[Source records]
[start]

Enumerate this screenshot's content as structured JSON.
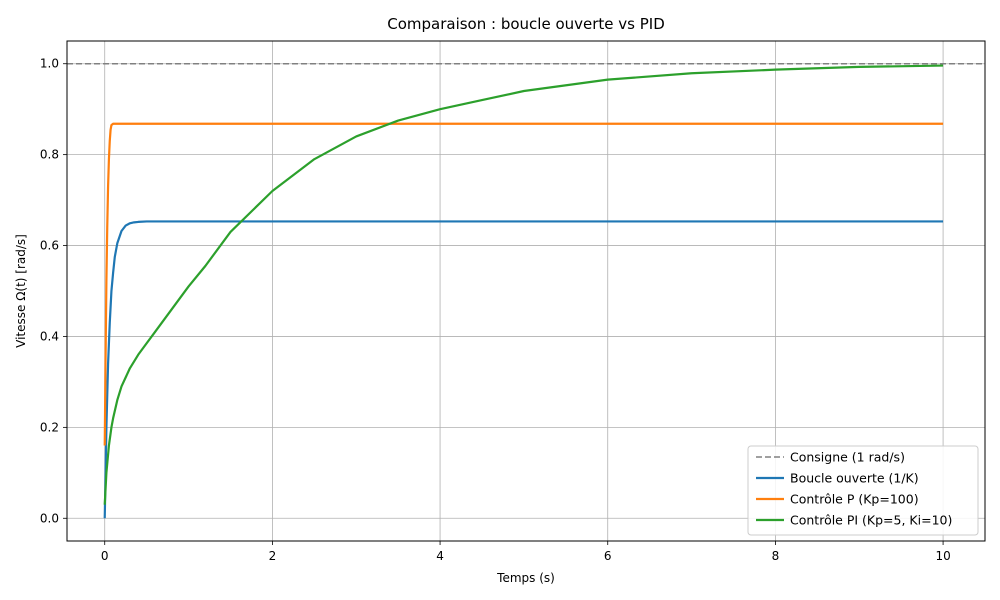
{
  "chart_data": {
    "type": "line",
    "title": "Comparaison : boucle ouverte vs PID",
    "xlabel": "Temps (s)",
    "ylabel": "Vitesse Ω(t) [rad/s]",
    "xlim": [
      -0.45,
      10.5
    ],
    "ylim": [
      -0.05,
      1.05
    ],
    "xticks": [
      0,
      2,
      4,
      6,
      8,
      10
    ],
    "yticks": [
      0.0,
      0.2,
      0.4,
      0.6,
      0.8,
      1.0
    ],
    "xtick_labels": [
      "0",
      "2",
      "4",
      "6",
      "8",
      "10"
    ],
    "ytick_labels": [
      "0.0",
      "0.2",
      "0.4",
      "0.6",
      "0.8",
      "1.0"
    ],
    "grid": true,
    "legend_position": "bottom-right",
    "reference_line": {
      "name": "Consigne (1 rad/s)",
      "y": 1.0,
      "color": "#808080",
      "style": "dashed"
    },
    "series": [
      {
        "name": "Boucle ouverte (1/K)",
        "color": "#1f77b4",
        "x": [
          0,
          0.02,
          0.04,
          0.06,
          0.08,
          0.1,
          0.12,
          0.15,
          0.2,
          0.25,
          0.3,
          0.35,
          0.4,
          0.5,
          0.6,
          0.8,
          1.0,
          2,
          4,
          6,
          8,
          10
        ],
        "y": [
          0.0,
          0.2,
          0.34,
          0.43,
          0.5,
          0.54,
          0.575,
          0.605,
          0.632,
          0.644,
          0.649,
          0.651,
          0.652,
          0.653,
          0.653,
          0.653,
          0.653,
          0.653,
          0.653,
          0.653,
          0.653,
          0.653
        ]
      },
      {
        "name": "Contrôle P (Kp=100)",
        "color": "#ff7f0e",
        "x": [
          0,
          0.01,
          0.02,
          0.03,
          0.04,
          0.05,
          0.06,
          0.07,
          0.08,
          0.1,
          0.15,
          0.2,
          1,
          2,
          4,
          6,
          8,
          10
        ],
        "y": [
          0.16,
          0.35,
          0.52,
          0.64,
          0.73,
          0.79,
          0.83,
          0.855,
          0.865,
          0.868,
          0.868,
          0.868,
          0.868,
          0.868,
          0.868,
          0.868,
          0.868,
          0.868
        ]
      },
      {
        "name": "Contrôle PI (Kp=5, Ki=10)",
        "color": "#2ca02c",
        "x": [
          0,
          0.02,
          0.05,
          0.08,
          0.1,
          0.15,
          0.2,
          0.25,
          0.3,
          0.4,
          0.5,
          0.6,
          0.8,
          1.0,
          1.2,
          1.5,
          2.0,
          2.5,
          3.0,
          3.5,
          4.0,
          4.5,
          5.0,
          6.0,
          7.0,
          8.0,
          9.0,
          10.0
        ],
        "y": [
          0.03,
          0.1,
          0.16,
          0.2,
          0.22,
          0.26,
          0.29,
          0.31,
          0.33,
          0.36,
          0.385,
          0.41,
          0.46,
          0.51,
          0.555,
          0.63,
          0.72,
          0.79,
          0.84,
          0.875,
          0.9,
          0.92,
          0.94,
          0.965,
          0.979,
          0.987,
          0.993,
          0.996
        ]
      }
    ]
  }
}
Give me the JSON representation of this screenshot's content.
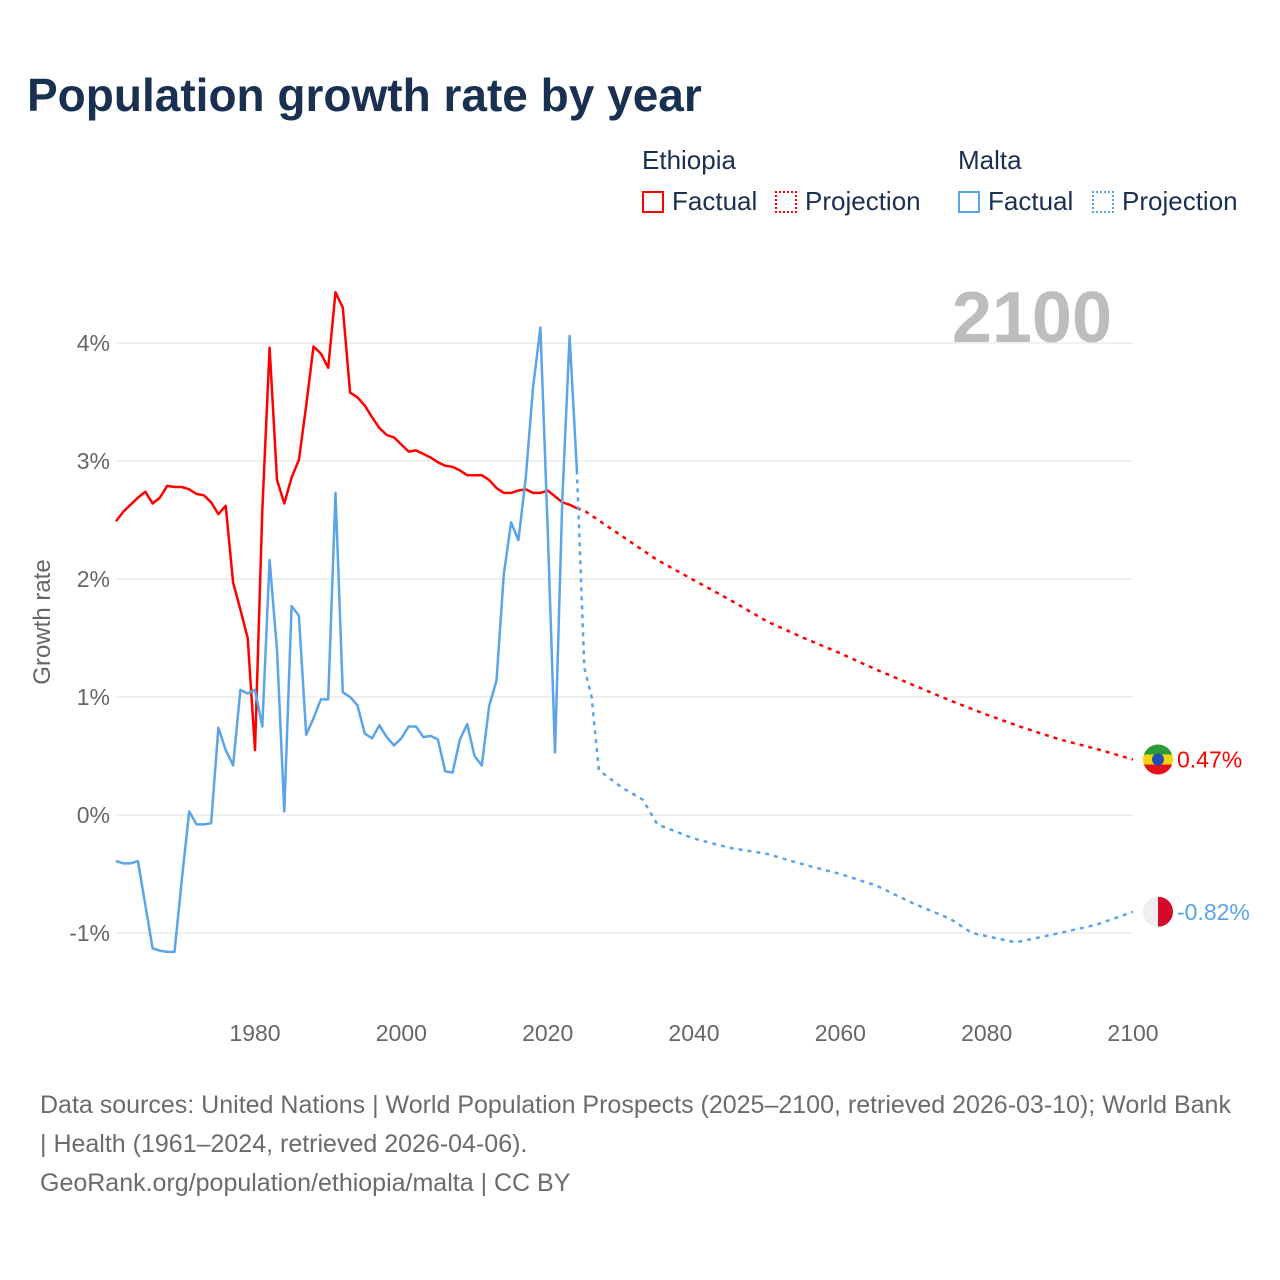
{
  "title": "Population growth rate by year",
  "legend": {
    "groups": [
      {
        "name": "Ethiopia",
        "color": "#ff0000",
        "factual": "Factual",
        "projection": "Projection"
      },
      {
        "name": "Malta",
        "color": "#5ba4e8",
        "factual": "Factual",
        "projection": "Projection"
      }
    ]
  },
  "year_label": "2100",
  "footer": {
    "sources": "Data sources: United Nations | World Population Prospects (2025–2100, retrieved 2026-03-10); World Bank | Health (1961–2024, retrieved 2026-04-06).",
    "link": "GeoRank.org/population/ethiopia/malta | CC BY"
  },
  "chart_data": {
    "type": "line",
    "title": "Population growth rate by year",
    "xlabel": "",
    "ylabel": "Growth rate",
    "xlim": [
      1961,
      2100
    ],
    "ylim": [
      -1.5,
      4.6
    ],
    "xticks": [
      1980,
      2000,
      2020,
      2040,
      2060,
      2080,
      2100
    ],
    "yticks": [
      {
        "v": -1,
        "label": "-1%"
      },
      {
        "v": 0,
        "label": "0%"
      },
      {
        "v": 1,
        "label": "1%"
      },
      {
        "v": 2,
        "label": "2%"
      },
      {
        "v": 3,
        "label": "3%"
      },
      {
        "v": 4,
        "label": "4%"
      }
    ],
    "series": [
      {
        "name": "Ethiopia",
        "color": "#ff0000",
        "end_label": "0.47%",
        "factual_start": 1961,
        "factual": [
          2.49,
          2.57,
          2.63,
          2.69,
          2.74,
          2.64,
          2.69,
          2.79,
          2.78,
          2.78,
          2.76,
          2.72,
          2.71,
          2.65,
          2.55,
          2.62,
          1.97,
          1.74,
          1.5,
          0.55,
          2.58,
          3.96,
          2.84,
          2.64,
          2.86,
          3.01,
          3.47,
          3.97,
          3.91,
          3.79,
          4.43,
          4.3,
          3.58,
          3.54,
          3.47,
          3.37,
          3.28,
          3.22,
          3.2,
          3.14,
          3.08,
          3.09,
          3.06,
          3.03,
          2.99,
          2.96,
          2.95,
          2.92,
          2.88,
          2.88,
          2.88,
          2.84,
          2.77,
          2.73,
          2.73,
          2.75,
          2.76,
          2.73,
          2.73,
          2.75,
          2.7,
          2.65,
          2.63,
          2.6
        ],
        "projection": [
          [
            2024,
            2.6
          ],
          [
            2025,
            2.58
          ],
          [
            2030,
            2.37
          ],
          [
            2035,
            2.16
          ],
          [
            2040,
            1.99
          ],
          [
            2045,
            1.82
          ],
          [
            2050,
            1.64
          ],
          [
            2055,
            1.5
          ],
          [
            2060,
            1.37
          ],
          [
            2065,
            1.23
          ],
          [
            2070,
            1.1
          ],
          [
            2075,
            0.97
          ],
          [
            2080,
            0.85
          ],
          [
            2085,
            0.74
          ],
          [
            2090,
            0.64
          ],
          [
            2095,
            0.56
          ],
          [
            2100,
            0.47
          ]
        ]
      },
      {
        "name": "Malta",
        "color": "#5ba4e8",
        "end_label": "-0.82%",
        "factual_start": 1961,
        "factual": [
          -0.39,
          -0.41,
          -0.41,
          -0.39,
          -0.76,
          -1.13,
          -1.15,
          -1.16,
          -1.16,
          -0.55,
          0.03,
          -0.08,
          -0.08,
          -0.07,
          0.74,
          0.55,
          0.42,
          1.06,
          1.03,
          1.06,
          0.75,
          2.16,
          1.4,
          0.03,
          1.77,
          1.69,
          0.68,
          0.82,
          0.98,
          0.98,
          2.73,
          1.04,
          1.0,
          0.93,
          0.69,
          0.65,
          0.76,
          0.66,
          0.59,
          0.65,
          0.75,
          0.75,
          0.66,
          0.67,
          0.64,
          0.37,
          0.36,
          0.64,
          0.77,
          0.5,
          0.42,
          0.92,
          1.14,
          2.04,
          2.48,
          2.33,
          2.85,
          3.62,
          4.13,
          2.42,
          0.53,
          2.67,
          4.06,
          2.92
        ],
        "projection": [
          [
            2024,
            2.92
          ],
          [
            2025,
            1.25
          ],
          [
            2026,
            1.0
          ],
          [
            2027,
            0.38
          ],
          [
            2030,
            0.24
          ],
          [
            2033,
            0.13
          ],
          [
            2035,
            -0.08
          ],
          [
            2040,
            -0.2
          ],
          [
            2045,
            -0.28
          ],
          [
            2050,
            -0.33
          ],
          [
            2055,
            -0.42
          ],
          [
            2060,
            -0.5
          ],
          [
            2065,
            -0.6
          ],
          [
            2070,
            -0.75
          ],
          [
            2075,
            -0.88
          ],
          [
            2078,
            -1.0
          ],
          [
            2084,
            -1.08
          ],
          [
            2090,
            -1.0
          ],
          [
            2095,
            -0.93
          ],
          [
            2100,
            -0.82
          ]
        ]
      }
    ]
  }
}
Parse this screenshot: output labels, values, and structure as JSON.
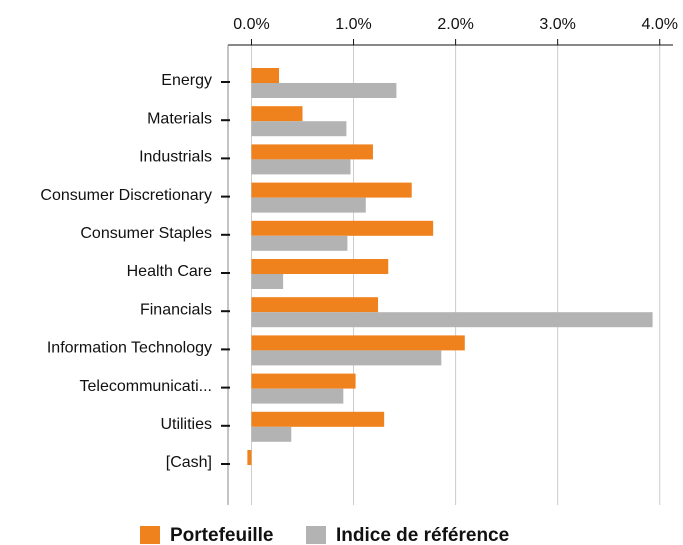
{
  "chart_data": {
    "type": "hbar",
    "categories": [
      "Energy",
      "Materials",
      "Industrials",
      "Consumer Discretionary",
      "Consumer Staples",
      "Health Care",
      "Financials",
      "Information Technology",
      "Telecommunicati...",
      "Utilities",
      "[Cash]"
    ],
    "series": [
      {
        "name": "Portefeuille",
        "color": "#f0821e",
        "values": [
          0.27,
          0.5,
          1.19,
          1.57,
          1.78,
          1.34,
          1.24,
          2.09,
          1.02,
          1.3,
          -0.04
        ]
      },
      {
        "name": "Indice de référence",
        "color": "#b3b3b3",
        "values": [
          1.42,
          0.93,
          0.97,
          1.12,
          0.94,
          0.31,
          3.93,
          1.86,
          0.9,
          0.39,
          0
        ]
      }
    ],
    "xlim": [
      -0.23,
      4.13
    ],
    "xticks": [
      {
        "value": 0,
        "label": "0.0%"
      },
      {
        "value": 1,
        "label": "1.0%"
      },
      {
        "value": 2,
        "label": "2.0%"
      },
      {
        "value": 3,
        "label": "3.0%"
      },
      {
        "value": 4,
        "label": "4.0%"
      }
    ],
    "grid": true,
    "legend": "bottom"
  }
}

[end]

Pick each line holding the word "this" out of the listing.

• **TASK ANSWER**
Enumerate this screenshot's content as structured JSON.
Give me the JSON representation of this screenshot's content.
Parse this screenshot: output labels, values, and structure as JSON.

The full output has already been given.